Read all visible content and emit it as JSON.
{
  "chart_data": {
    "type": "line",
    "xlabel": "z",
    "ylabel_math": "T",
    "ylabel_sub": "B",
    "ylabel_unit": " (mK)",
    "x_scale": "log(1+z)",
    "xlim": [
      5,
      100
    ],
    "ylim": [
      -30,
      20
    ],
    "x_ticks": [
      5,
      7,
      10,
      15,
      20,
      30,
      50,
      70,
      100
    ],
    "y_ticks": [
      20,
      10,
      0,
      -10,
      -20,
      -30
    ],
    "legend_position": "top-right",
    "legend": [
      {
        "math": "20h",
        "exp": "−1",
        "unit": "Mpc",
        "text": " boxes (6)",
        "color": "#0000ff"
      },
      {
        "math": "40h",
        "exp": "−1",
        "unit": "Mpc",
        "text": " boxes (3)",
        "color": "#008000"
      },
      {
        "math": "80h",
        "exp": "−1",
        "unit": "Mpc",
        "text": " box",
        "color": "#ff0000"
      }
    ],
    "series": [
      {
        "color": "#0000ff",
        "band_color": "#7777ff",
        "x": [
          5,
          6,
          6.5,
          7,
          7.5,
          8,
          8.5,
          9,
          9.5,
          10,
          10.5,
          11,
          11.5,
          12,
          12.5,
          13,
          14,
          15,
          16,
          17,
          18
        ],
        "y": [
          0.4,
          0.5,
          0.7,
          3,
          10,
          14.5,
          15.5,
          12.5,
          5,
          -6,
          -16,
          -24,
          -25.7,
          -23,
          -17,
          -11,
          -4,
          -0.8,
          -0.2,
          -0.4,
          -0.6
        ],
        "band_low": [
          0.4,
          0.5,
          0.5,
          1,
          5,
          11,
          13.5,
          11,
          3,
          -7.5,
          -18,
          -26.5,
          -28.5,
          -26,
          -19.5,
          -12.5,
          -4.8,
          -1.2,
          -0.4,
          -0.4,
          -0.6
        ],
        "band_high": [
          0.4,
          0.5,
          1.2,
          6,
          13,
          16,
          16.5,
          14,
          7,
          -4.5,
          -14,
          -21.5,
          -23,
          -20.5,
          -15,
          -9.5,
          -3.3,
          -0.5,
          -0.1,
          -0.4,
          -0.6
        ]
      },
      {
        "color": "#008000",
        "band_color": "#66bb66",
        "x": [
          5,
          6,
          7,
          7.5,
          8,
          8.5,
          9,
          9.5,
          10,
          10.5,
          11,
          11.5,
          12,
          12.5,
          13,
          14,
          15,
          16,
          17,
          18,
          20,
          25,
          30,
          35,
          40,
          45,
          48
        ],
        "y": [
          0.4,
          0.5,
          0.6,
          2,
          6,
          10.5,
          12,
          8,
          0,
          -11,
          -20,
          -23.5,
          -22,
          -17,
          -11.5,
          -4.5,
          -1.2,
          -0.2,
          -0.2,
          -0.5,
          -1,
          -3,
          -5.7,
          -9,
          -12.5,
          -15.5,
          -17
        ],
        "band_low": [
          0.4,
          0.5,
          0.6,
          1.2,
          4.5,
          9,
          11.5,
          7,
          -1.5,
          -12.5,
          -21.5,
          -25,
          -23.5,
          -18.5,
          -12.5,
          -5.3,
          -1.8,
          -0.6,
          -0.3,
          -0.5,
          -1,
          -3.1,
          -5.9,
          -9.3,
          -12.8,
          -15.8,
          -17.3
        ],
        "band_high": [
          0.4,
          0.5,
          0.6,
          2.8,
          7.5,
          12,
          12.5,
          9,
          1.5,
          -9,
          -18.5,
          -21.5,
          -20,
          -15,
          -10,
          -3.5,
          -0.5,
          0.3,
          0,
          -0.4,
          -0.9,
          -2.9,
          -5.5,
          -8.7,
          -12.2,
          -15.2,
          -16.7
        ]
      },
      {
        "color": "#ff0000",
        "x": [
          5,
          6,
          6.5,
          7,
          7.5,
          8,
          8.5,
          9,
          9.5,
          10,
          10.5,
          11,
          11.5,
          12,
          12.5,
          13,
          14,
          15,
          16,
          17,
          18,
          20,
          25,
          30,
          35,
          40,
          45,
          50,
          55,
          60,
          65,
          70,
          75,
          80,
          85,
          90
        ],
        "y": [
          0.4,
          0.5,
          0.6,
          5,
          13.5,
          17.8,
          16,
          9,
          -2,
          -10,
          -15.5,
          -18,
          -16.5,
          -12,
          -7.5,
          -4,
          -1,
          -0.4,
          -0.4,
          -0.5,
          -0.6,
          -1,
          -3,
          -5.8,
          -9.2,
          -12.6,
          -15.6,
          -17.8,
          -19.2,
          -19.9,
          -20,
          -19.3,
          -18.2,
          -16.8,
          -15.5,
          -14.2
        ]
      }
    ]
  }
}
___
Would you reproduce all the entries exactly?

▶ [RESULT FOR THIS TASK]
Read all visible content and emit it as JSON.
{
  "chart_data": {
    "type": "line",
    "xlabel": "z",
    "ylabel_math": "T",
    "ylabel_sub": "B",
    "ylabel_unit": " (mK)",
    "x_scale": "log(1+z)",
    "xlim": [
      5,
      100
    ],
    "ylim": [
      -30,
      20
    ],
    "x_ticks": [
      5,
      7,
      10,
      15,
      20,
      30,
      50,
      70,
      100
    ],
    "y_ticks": [
      20,
      10,
      0,
      -10,
      -20,
      -30
    ],
    "legend_position": "top-right",
    "legend": [
      {
        "math": "20h",
        "exp": "−1",
        "unit": "Mpc",
        "text": " boxes (6)",
        "color": "#0000ff"
      },
      {
        "math": "40h",
        "exp": "−1",
        "unit": "Mpc",
        "text": " boxes (3)",
        "color": "#008000"
      },
      {
        "math": "80h",
        "exp": "−1",
        "unit": "Mpc",
        "text": " box",
        "color": "#ff0000"
      }
    ],
    "series": [
      {
        "color": "#0000ff",
        "band_color": "#7777ff",
        "x": [
          5,
          6,
          6.5,
          7,
          7.5,
          8,
          8.5,
          9,
          9.5,
          10,
          10.5,
          11,
          11.5,
          12,
          12.5,
          13,
          14,
          15,
          16,
          17,
          18
        ],
        "y": [
          0.4,
          0.5,
          0.7,
          3,
          10,
          14.5,
          15.5,
          12.5,
          5,
          -6,
          -16,
          -24,
          -25.7,
          -23,
          -17,
          -11,
          -4,
          -0.8,
          -0.2,
          -0.4,
          -0.6
        ],
        "band_low": [
          0.4,
          0.5,
          0.5,
          1,
          5,
          11,
          13.5,
          11,
          3,
          -7.5,
          -18,
          -26.5,
          -28.5,
          -26,
          -19.5,
          -12.5,
          -4.8,
          -1.2,
          -0.4,
          -0.4,
          -0.6
        ],
        "band_high": [
          0.4,
          0.5,
          1.2,
          6,
          13,
          16,
          16.5,
          14,
          7,
          -4.5,
          -14,
          -21.5,
          -23,
          -20.5,
          -15,
          -9.5,
          -3.3,
          -0.5,
          -0.1,
          -0.4,
          -0.6
        ]
      },
      {
        "color": "#008000",
        "band_color": "#66bb66",
        "x": [
          5,
          6,
          7,
          7.5,
          8,
          8.5,
          9,
          9.5,
          10,
          10.5,
          11,
          11.5,
          12,
          12.5,
          13,
          14,
          15,
          16,
          17,
          18,
          20,
          25,
          30,
          35,
          40,
          45,
          48
        ],
        "y": [
          0.4,
          0.5,
          0.6,
          2,
          6,
          10.5,
          12,
          8,
          0,
          -11,
          -20,
          -23.5,
          -22,
          -17,
          -11.5,
          -4.5,
          -1.2,
          -0.2,
          -0.2,
          -0.5,
          -1,
          -3,
          -5.7,
          -9,
          -12.5,
          -15.5,
          -17
        ],
        "band_low": [
          0.4,
          0.5,
          0.6,
          1.2,
          4.5,
          9,
          11.5,
          7,
          -1.5,
          -12.5,
          -21.5,
          -25,
          -23.5,
          -18.5,
          -12.5,
          -5.3,
          -1.8,
          -0.6,
          -0.3,
          -0.5,
          -1,
          -3.1,
          -5.9,
          -9.3,
          -12.8,
          -15.8,
          -17.3
        ],
        "band_high": [
          0.4,
          0.5,
          0.6,
          2.8,
          7.5,
          12,
          12.5,
          9,
          1.5,
          -9,
          -18.5,
          -21.5,
          -20,
          -15,
          -10,
          -3.5,
          -0.5,
          0.3,
          0,
          -0.4,
          -0.9,
          -2.9,
          -5.5,
          -8.7,
          -12.2,
          -15.2,
          -16.7
        ]
      },
      {
        "color": "#ff0000",
        "x": [
          5,
          6,
          6.5,
          7,
          7.5,
          8,
          8.5,
          9,
          9.5,
          10,
          10.5,
          11,
          11.5,
          12,
          12.5,
          13,
          14,
          15,
          16,
          17,
          18,
          20,
          25,
          30,
          35,
          40,
          45,
          50,
          55,
          60,
          65,
          70,
          75,
          80,
          85,
          90
        ],
        "y": [
          0.4,
          0.5,
          0.6,
          5,
          13.5,
          17.8,
          16,
          9,
          -2,
          -10,
          -15.5,
          -18,
          -16.5,
          -12,
          -7.5,
          -4,
          -1,
          -0.4,
          -0.4,
          -0.5,
          -0.6,
          -1,
          -3,
          -5.8,
          -9.2,
          -12.6,
          -15.6,
          -17.8,
          -19.2,
          -19.9,
          -20,
          -19.3,
          -18.2,
          -16.8,
          -15.5,
          -14.2
        ]
      }
    ]
  }
}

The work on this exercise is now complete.